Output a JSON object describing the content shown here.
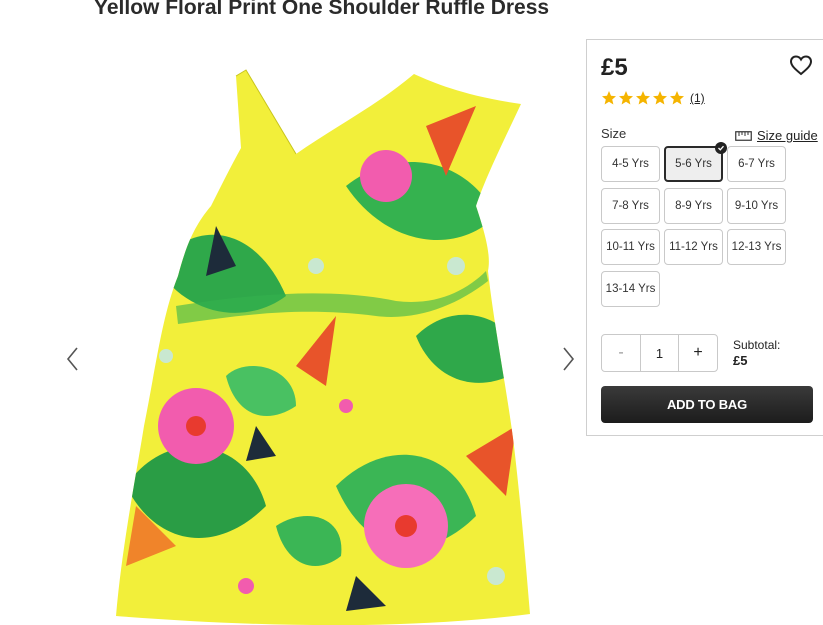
{
  "product": {
    "title": "Yellow Floral Print One Shoulder Ruffle Dress",
    "price": "£5",
    "review_count": "(1)",
    "rating": 5,
    "rating_max": 5
  },
  "size": {
    "label": "Size",
    "guide_label": "Size guide",
    "options": [
      "4-5 Yrs",
      "5-6 Yrs",
      "6-7 Yrs",
      "7-8 Yrs",
      "8-9 Yrs",
      "9-10 Yrs",
      "10-11 Yrs",
      "11-12 Yrs",
      "12-13 Yrs",
      "13-14 Yrs"
    ],
    "selected": "5-6 Yrs"
  },
  "quantity": {
    "minus": "-",
    "value": "1",
    "plus": "+"
  },
  "subtotal": {
    "label": "Subtotal:",
    "amount": "£5"
  },
  "add_to_bag_label": "ADD TO BAG",
  "colors": {
    "star": "#f5b400",
    "button_dark": "#222222",
    "dress_yellow": "#f2ef3a"
  },
  "icons": {
    "wishlist": "heart-icon",
    "size_guide": "ruler-icon",
    "prev": "chevron-left-icon",
    "next": "chevron-right-icon",
    "selected": "check-icon"
  }
}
|---|
Work to be completed
Scan the listing above and copy all lines containing the word "selected".

Completed task
    "selected": "5-6 Yrs"
    "selected": "check-icon"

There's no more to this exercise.